**DATA LINES**.

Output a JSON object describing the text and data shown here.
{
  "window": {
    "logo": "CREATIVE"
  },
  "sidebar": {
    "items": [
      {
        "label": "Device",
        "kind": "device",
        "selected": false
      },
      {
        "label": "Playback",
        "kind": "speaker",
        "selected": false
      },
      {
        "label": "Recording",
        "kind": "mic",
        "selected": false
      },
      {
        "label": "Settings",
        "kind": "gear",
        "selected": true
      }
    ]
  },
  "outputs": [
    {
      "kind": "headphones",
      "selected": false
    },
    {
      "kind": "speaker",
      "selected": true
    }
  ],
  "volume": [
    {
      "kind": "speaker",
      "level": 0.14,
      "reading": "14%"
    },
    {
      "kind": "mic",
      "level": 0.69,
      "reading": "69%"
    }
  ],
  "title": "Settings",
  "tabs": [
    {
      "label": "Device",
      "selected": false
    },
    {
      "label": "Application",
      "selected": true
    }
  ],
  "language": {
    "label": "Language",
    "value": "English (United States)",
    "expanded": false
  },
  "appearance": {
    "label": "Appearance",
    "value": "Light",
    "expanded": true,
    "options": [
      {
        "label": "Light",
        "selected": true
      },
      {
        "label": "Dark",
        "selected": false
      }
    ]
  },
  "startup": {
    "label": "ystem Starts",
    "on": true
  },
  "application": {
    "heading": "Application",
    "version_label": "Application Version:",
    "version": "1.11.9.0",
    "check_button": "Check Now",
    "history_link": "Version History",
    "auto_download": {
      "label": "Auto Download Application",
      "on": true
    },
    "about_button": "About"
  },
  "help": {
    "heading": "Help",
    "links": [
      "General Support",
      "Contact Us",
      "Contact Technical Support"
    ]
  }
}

**EXERCISE AIM**. Transcribe every entry exactly.

**OUTPUT OF THE TASK**.
Output a JSON object describing the text and data shown here.
{
  "window": {
    "logo": "CREATIVE"
  },
  "sidebar": {
    "items": [
      {
        "label": "Device",
        "kind": "device",
        "selected": false
      },
      {
        "label": "Playback",
        "kind": "speaker",
        "selected": false
      },
      {
        "label": "Recording",
        "kind": "mic",
        "selected": false
      },
      {
        "label": "Settings",
        "kind": "gear",
        "selected": true
      }
    ]
  },
  "outputs": [
    {
      "kind": "headphones",
      "selected": false
    },
    {
      "kind": "speaker",
      "selected": true
    }
  ],
  "volume": [
    {
      "kind": "speaker",
      "level": 0.14,
      "reading": "14%"
    },
    {
      "kind": "mic",
      "level": 0.69,
      "reading": "69%"
    }
  ],
  "title": "Settings",
  "tabs": [
    {
      "label": "Device",
      "selected": false
    },
    {
      "label": "Application",
      "selected": true
    }
  ],
  "language": {
    "label": "Language",
    "value": "English (United States)",
    "expanded": false
  },
  "appearance": {
    "label": "Appearance",
    "value": "Light",
    "expanded": true,
    "options": [
      {
        "label": "Light",
        "selected": true
      },
      {
        "label": "Dark",
        "selected": false
      }
    ]
  },
  "startup": {
    "label": "ystem Starts",
    "on": true
  },
  "application": {
    "heading": "Application",
    "version_label": "Application Version:",
    "version": "1.11.9.0",
    "check_button": "Check Now",
    "history_link": "Version History",
    "auto_download": {
      "label": "Auto Download Application",
      "on": true
    },
    "about_button": "About"
  },
  "help": {
    "heading": "Help",
    "links": [
      "General Support",
      "Contact Us",
      "Contact Technical Support"
    ]
  }
}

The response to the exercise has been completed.